▶ GIVEN TASK
Carry the account of the Bilkis Bano case forward, beginning after its final sentence on the 2017 Bombay High Court ruling.

Start of TEXT SECTION

As they left Godhra prison, they were warmly greeted by their relatives, who hung garlands around their necks and fed them sweets. Video footage circulated online, bringing sharp disapproval from lawyers, activists and members of the opposition.

The 11 men perpetrated one of the most horrific crimes of the Gujarat riots, a series of anti-Muslim attacks by Hindu mobs in which more than 1,000 people were murdered.

On 3 March 2002, Bilkis was travelling in a group of 17 people, moving from village to village to try to escape the violence. In the group was her three-year-old daughter, her mother, a pregnant cousin and her infant child, her younger siblings, nieces and nephews, and two adult men.

The 11 men beat the group with sticks and swords and repeatedly raped the women, including Bilkis’s pregnant cousin. Bilkis survived only because she lost consciousness and was left for dead. The only other survivors were two boys aged four and seven.

Public outrage

Bilkis and her family were blindsided by the release of the 11 men. They had not been made aware of the decision, only hearing about it from the media. The news dealt a hard blow to their faith in the criminal justice system. But Bilkis reacted fast – she spoke out about the fact that she was being retraumatised and urged the authorities to act to undo the harm they had caused.

The release brought a forceful public reaction. Legal experts, including the judge who convicted and sentenced the men, condemned the decision to consider them for remission under an outdated policy. The #BilkisBano hashtag trended on social media.

Several protests were held. The largest so far took place on 28 August, when hundreds across the country gathered to call on the government to rescind the decision. More than 6,000 people, including activists and academics, issued a statement urging the Supreme Court to overturn the decision, while more than 100 retired civil servants wrote to India’s Chief Justice to highlight the decision’s negative impact on women’s lives.

An ongoing struggle for justice

As a Muslim woman, Bilkis struggled for years to get justice. The investigation of her case was tainted by evidence tampering, she faced intimidation from local police and state officials, and received death threats from members of the public. The doctors appointed to examine her went as far as denying she had been raped.

Muslim women face double discrimination – as members of both a subordinate gender and a marginalised religious minority.

It was only when the case was brought before the Supreme Court and investigated by the Central Bureau of Investigation (CBI) that the perpetrators were arrested, tried and sentenced. Fearing further evidence tampering and witness intimidation in Gujarat, the CBI transferred the case to the Mumbai Court in Maharashtra state, which in January 2008 gave the men life sentences on charges of gang rape and murder. Their conviction was sustained by the Bombay High Court in 2017.

End of TEXT SECTION
Start of SUPPLIED INFORMATION

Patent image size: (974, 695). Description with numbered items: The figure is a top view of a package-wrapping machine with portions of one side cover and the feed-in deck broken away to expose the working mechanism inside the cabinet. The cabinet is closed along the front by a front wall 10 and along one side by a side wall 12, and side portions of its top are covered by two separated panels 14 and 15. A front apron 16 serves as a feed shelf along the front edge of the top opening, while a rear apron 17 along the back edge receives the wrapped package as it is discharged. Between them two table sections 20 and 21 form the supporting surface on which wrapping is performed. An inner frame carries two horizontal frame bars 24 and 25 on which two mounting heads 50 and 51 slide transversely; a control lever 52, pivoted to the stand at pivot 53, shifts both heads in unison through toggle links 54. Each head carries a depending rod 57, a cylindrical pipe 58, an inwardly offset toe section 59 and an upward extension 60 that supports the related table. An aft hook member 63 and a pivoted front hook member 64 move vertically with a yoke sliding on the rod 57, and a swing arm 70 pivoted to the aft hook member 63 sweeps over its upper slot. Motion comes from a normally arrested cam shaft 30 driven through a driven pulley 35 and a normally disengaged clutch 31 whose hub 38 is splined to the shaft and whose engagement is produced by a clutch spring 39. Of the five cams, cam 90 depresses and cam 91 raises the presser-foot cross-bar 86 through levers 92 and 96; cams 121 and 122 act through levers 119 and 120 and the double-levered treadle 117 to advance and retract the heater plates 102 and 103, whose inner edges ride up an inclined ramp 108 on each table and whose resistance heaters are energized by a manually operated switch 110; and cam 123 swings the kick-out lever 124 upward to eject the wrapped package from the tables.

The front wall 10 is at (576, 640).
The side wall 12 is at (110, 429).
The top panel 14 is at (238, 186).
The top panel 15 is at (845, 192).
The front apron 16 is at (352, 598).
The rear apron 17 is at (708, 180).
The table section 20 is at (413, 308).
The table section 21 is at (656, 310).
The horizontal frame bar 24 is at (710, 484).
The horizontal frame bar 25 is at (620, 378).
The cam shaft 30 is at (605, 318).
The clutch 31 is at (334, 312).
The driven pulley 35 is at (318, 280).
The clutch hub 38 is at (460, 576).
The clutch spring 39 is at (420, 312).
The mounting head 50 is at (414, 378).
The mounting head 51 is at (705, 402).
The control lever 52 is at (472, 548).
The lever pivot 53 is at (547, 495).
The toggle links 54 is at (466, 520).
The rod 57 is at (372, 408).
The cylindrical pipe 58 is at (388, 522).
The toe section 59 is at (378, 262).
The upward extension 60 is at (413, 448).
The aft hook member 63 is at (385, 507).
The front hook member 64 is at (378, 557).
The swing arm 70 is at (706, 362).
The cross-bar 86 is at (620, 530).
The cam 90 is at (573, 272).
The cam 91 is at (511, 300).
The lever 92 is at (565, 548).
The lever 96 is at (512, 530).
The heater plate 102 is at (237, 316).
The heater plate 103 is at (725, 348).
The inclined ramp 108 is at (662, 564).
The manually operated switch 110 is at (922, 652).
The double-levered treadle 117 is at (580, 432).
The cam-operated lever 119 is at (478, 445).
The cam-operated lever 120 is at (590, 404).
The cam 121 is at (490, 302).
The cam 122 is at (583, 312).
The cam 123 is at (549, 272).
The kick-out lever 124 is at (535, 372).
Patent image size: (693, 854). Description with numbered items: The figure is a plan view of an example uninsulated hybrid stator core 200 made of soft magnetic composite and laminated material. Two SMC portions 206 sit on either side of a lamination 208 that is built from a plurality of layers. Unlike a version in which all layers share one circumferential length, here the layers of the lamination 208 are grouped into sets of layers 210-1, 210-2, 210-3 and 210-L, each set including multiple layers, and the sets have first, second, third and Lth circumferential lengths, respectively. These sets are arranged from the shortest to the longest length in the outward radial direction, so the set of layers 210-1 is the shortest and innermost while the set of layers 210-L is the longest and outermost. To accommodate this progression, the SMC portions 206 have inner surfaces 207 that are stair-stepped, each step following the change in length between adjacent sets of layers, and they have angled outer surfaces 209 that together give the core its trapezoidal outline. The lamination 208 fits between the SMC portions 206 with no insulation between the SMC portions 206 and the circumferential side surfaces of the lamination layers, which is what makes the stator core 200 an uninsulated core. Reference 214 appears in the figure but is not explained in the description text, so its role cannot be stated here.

End of SUPPLIED INFORMATION

▶ SOLVED PROBLEM
In April 2022, one of the convicts appealed to the Supreme Court for early release, on the grounds that he had already served 15 years in jail. The Supreme Court sent the case back to Gujarat, arguing that the state had jurisdiction since it was the site of the crime. The state government formed a committee to analyse not just the individual case before it but those of all 11 convicts.

The committee, half of whose members were connected to the ruling Hindu nationalist Bharatiya Janata Party (BJP), approved the application on grounds that included the convicts’ ages and their good behaviour in prison. More egregiously, it suggested that the convicts had good moral values because they are Brahmins – members of the higher caste. One BJP legislator and committee member implied they might not have been guilty at all.

The committee duly found the 11 men eligible for release under the 1992 remission policy. It justified the application of the older policy instead of its modified 2014 version, which prohibits the release of anyone convicted of rape or murder, on the basis that it was the one in effect at the time of the conviction.

A petition filed with the Supreme Court to challenge the Gujarat government’s decision has been accepted, but there is no guarantee it will be overturned. The justice system has already failed Bilkis twice, first by subjecting her to an ordeal during the initial investigation and the lengthy proceedings that followed, and now by calling the legitimacy of the conviction into question, downplaying her suffering and putting her family at renewed risk.

Systemic discrimination and politicised Islamophobia

Bilkis’s case raises serious questions about Indian politics and the way its criminal justice system is being instrumentalised to deny rights to women and the Muslim minority – and particularly to Muslim women, the target of overlapping systems of discrimination.

Although India has a Hindu majority, its state is supposed to be secular: it is supposedly not bound by the rules of any religion and must act with no religious bias. But since the BJP rose to power in 2014, attacks against Indian Muslims have been on the rise and systemic discrimination has increased.

The BJP is allied with right-wing Hindu nationalist organisations such as the Rashtriya Swayamsevak Sangh, a paramilitary force. In a highly charged environment, its anti-Muslim rhetoric encourages religious leaders who openly call for the mass killing of Muslims, mobs that feel free to attack unsuspecting victims and police happy to ignore crimes when the victims are Muslim.

The BJP also consistently lets women down. India is considered the most dangerous country in the world for women: 30 per cent of Indian women have experienced physical or sexual violence. In 2021, the country registered 31,677 cases of rape – an average of 86 a day – and roughly 49 cases of crimes against women reported every hour.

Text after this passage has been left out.